### Problem
Write out all entries word for word.

### Given information
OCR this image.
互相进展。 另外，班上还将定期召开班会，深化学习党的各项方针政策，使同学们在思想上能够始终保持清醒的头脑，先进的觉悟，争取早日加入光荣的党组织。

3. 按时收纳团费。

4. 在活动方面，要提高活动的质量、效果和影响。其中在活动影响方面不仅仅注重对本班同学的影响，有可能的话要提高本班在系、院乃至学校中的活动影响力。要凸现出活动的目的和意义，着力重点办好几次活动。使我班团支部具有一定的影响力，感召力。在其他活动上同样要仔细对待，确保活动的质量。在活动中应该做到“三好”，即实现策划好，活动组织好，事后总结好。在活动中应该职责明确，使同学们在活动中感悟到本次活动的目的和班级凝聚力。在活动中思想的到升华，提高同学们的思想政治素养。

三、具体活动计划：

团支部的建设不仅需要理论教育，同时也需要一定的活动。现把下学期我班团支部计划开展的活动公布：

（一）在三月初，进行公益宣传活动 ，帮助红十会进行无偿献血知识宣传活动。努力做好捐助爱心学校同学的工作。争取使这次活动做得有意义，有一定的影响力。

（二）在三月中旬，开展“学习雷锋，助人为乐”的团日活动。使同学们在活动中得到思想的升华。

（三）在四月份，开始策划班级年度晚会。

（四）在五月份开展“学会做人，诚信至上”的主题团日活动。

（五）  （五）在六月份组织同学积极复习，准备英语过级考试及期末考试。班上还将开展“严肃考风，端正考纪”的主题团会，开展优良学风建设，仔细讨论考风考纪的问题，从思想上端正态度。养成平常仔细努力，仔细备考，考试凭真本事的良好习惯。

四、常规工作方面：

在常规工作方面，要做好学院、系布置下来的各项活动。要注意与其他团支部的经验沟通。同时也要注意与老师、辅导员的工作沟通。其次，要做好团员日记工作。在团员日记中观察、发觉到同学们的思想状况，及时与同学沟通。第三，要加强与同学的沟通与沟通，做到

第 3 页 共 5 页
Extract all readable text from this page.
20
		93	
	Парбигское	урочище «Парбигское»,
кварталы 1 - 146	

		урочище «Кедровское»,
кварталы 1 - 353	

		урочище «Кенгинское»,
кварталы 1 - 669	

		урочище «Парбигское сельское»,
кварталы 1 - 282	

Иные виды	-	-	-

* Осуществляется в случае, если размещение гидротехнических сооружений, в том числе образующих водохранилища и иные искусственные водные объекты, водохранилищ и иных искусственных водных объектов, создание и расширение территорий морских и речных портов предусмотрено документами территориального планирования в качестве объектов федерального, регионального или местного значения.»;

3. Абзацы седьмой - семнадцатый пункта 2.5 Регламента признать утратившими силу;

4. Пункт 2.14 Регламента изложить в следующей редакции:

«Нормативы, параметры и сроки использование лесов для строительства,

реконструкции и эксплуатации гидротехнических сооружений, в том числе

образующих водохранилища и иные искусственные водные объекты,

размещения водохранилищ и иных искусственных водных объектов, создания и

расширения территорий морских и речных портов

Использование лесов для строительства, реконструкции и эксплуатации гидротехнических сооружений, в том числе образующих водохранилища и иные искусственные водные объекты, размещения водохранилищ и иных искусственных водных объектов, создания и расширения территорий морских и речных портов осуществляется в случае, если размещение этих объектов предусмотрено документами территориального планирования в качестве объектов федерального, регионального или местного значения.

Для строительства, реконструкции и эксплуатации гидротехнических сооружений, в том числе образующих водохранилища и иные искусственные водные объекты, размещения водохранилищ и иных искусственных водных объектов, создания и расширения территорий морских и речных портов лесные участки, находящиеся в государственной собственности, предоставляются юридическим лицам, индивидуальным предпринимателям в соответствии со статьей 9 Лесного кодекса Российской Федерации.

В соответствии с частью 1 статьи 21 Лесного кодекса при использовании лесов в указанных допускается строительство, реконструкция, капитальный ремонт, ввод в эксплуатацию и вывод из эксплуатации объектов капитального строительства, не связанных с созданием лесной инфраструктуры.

### Answer to the task
OCR this image.
互相进展。 另外，班上还将定期召开班会，深化学习党的各项方针政策，使同学们在思想上能够始终保持清醒的头脑，先进的觉悟，争取早日加入光荣的党组织。

3. 按时收纳团费。

4. 在活动方面，要提高活动的质量、效果和影响。其中在活动影响方面不仅仅注重对本班同学的影响，有可能的话要提高本班在系、院乃至学校中的活动影响力。要凸现出活动的目的和意义，着力重点办好几次活动。使我班团支部具有一定的影响力，感召力。在其他活动上同样要仔细对待，确保活动的质量。在活动中应该做到“三好”，即实现策划好，活动组织好，事后总结好。在活动中应该职责明确，使同学们在活动中感悟到本次活动的目的和班级凝聚力。在活动中思想的到升华，提高同学们的思想政治素养。

三、具体活动计划：

团支部的建设不仅需要理论教育，同时也需要一定的活动。现把下学期我班团支部计划开展的活动公布：

（一）在三月初，进行公益宣传活动 ，帮助红十会进行无偿献血知识宣传活动。努力做好捐助爱心学校同学的工作。争取使这次活动做得有意义，有一定的影响力。

（二）在三月中旬，开展“学习雷锋，助人为乐”的团日活动。使同学们在活动中得到思想的升华。

（三）在四月份，开始策划班级年度晚会。

（四）在五月份开展“学会做人，诚信至上”的主题团日活动。

（五）  （五）在六月份组织同学积极复习，准备英语过级考试及期末考试。班上还将开展“严肃考风，端正考纪”的主题团会，开展优良学风建设，仔细讨论考风考纪的问题，从思想上端正态度。养成平常仔细努力，仔细备考，考试凭真本事的良好习惯。

四、常规工作方面：

在常规工作方面，要做好学院、系布置下来的各项活动。要注意与其他团支部的经验沟通。同时也要注意与老师、辅导员的工作沟通。其次，要做好团员日记工作。在团员日记中观察、发觉到同学们的思想状况，及时与同学沟通。第三，要加强与同学的沟通与沟通，做到

第 3 页 共 5 页
Extract all readable text from this page.
20
		93	
	Парбигское	урочище «Парбигское»,
кварталы 1 - 146	

		урочище «Кедровское»,
кварталы 1 - 353	

		урочище «Кенгинское»,
кварталы 1 - 669	

		урочище «Парбигское сельское»,
кварталы 1 - 282	

Иные виды	-	-	-

* Осуществляется в случае, если размещение гидротехнических сооружений, в том числе образующих водохранилища и иные искусственные водные объекты, водохранилищ и иных искусственных водных объектов, создание и расширение территорий морских и речных портов предусмотрено документами территориального планирования в качестве объектов федерального, регионального или местного значения.»;

3. Абзацы седьмой - семнадцатый пункта 2.5 Регламента признать утратившими силу;

4. Пункт 2.14 Регламента изложить в следующей редакции:

«Нормативы, параметры и сроки использование лесов для строительства,

реконструкции и эксплуатации гидротехнических сооружений, в том числе

образующих водохранилища и иные искусственные водные объекты,

размещения водохранилищ и иных искусственных водных объектов, создания и

расширения территорий морских и речных портов

Использование лесов для строительства, реконструкции и эксплуатации гидротехнических сооружений, в том числе образующих водохранилища и иные искусственные водные объекты, размещения водохранилищ и иных искусственных водных объектов, создания и расширения территорий морских и речных портов осуществляется в случае, если размещение этих объектов предусмотрено документами территориального планирования в качестве объектов федерального, регионального или местного значения.

Для строительства, реконструкции и эксплуатации гидротехнических сооружений, в том числе образующих водохранилища и иные искусственные водные объекты, размещения водохранилищ и иных искусственных водных объектов, создания и расширения территорий морских и речных портов лесные участки, находящиеся в государственной собственности, предоставляются юридическим лицам, индивидуальным предпринимателям в соответствии со статьей 9 Лесного кодекса Российской Федерации.

В соответствии с частью 1 статьи 21 Лесного кодекса при использовании лесов в указанных допускается строительство, реконструкция, капитальный ремонт, ввод в эксплуатацию и вывод из эксплуатации объектов капитального строительства, не связанных с созданием лесной инфраструктуры.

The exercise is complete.